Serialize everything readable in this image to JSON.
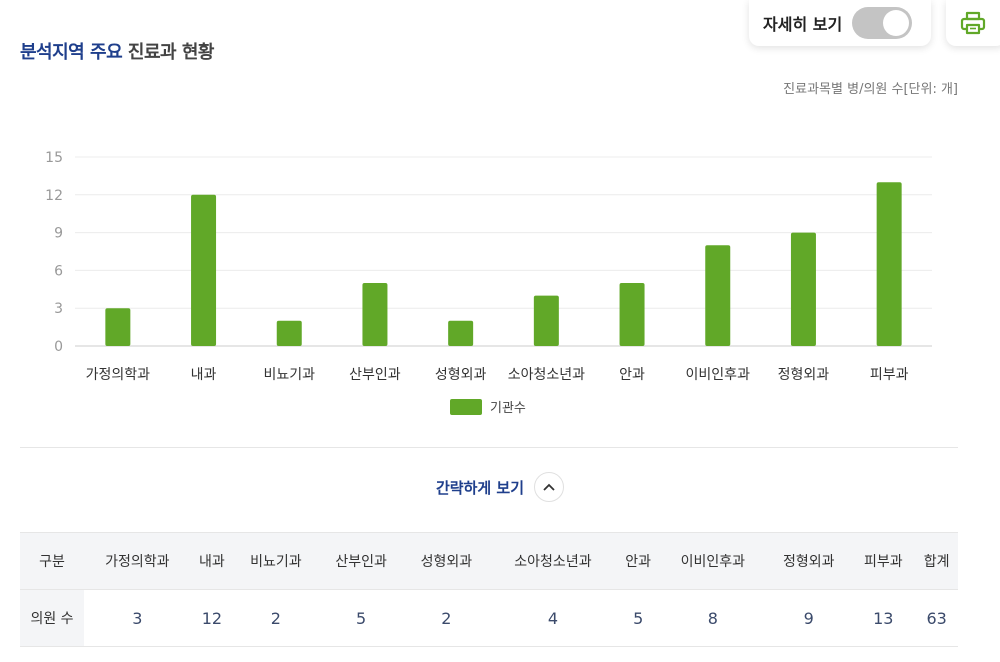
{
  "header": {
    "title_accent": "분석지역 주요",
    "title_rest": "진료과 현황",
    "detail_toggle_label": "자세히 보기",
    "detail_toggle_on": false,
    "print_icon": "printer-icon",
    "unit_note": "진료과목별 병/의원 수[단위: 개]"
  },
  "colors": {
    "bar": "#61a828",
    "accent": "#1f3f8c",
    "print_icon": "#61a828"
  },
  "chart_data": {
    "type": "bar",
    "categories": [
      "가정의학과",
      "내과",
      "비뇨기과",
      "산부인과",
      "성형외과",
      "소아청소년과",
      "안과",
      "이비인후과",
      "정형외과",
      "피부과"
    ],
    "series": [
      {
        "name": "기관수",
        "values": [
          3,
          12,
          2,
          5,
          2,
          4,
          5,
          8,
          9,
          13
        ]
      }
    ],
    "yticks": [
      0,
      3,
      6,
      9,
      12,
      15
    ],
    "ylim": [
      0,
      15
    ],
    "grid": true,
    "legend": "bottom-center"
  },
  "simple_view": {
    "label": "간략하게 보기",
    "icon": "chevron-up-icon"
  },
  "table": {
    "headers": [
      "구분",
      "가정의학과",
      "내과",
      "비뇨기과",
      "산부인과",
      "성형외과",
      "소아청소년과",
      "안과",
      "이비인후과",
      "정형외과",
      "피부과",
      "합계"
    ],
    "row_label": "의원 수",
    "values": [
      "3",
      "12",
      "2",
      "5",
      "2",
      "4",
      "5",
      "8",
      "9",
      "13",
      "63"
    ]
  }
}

STATED EXERCISE -> Could you repeat all of the material exactly? Pictures should not be copied.

CORRECT ANSWER ->
Serialize everything readable in this image to JSON.
{
  "header": {
    "title_accent": "분석지역 주요",
    "title_rest": "진료과 현황",
    "detail_toggle_label": "자세히 보기",
    "detail_toggle_on": false,
    "print_icon": "printer-icon",
    "unit_note": "진료과목별 병/의원 수[단위: 개]"
  },
  "colors": {
    "bar": "#61a828",
    "accent": "#1f3f8c",
    "print_icon": "#61a828"
  },
  "chart_data": {
    "type": "bar",
    "categories": [
      "가정의학과",
      "내과",
      "비뇨기과",
      "산부인과",
      "성형외과",
      "소아청소년과",
      "안과",
      "이비인후과",
      "정형외과",
      "피부과"
    ],
    "series": [
      {
        "name": "기관수",
        "values": [
          3,
          12,
          2,
          5,
          2,
          4,
          5,
          8,
          9,
          13
        ]
      }
    ],
    "yticks": [
      0,
      3,
      6,
      9,
      12,
      15
    ],
    "ylim": [
      0,
      15
    ],
    "grid": true,
    "legend": "bottom-center"
  },
  "simple_view": {
    "label": "간략하게 보기",
    "icon": "chevron-up-icon"
  },
  "table": {
    "headers": [
      "구분",
      "가정의학과",
      "내과",
      "비뇨기과",
      "산부인과",
      "성형외과",
      "소아청소년과",
      "안과",
      "이비인후과",
      "정형외과",
      "피부과",
      "합계"
    ],
    "row_label": "의원 수",
    "values": [
      "3",
      "12",
      "2",
      "5",
      "2",
      "4",
      "5",
      "8",
      "9",
      "13",
      "63"
    ]
  }
}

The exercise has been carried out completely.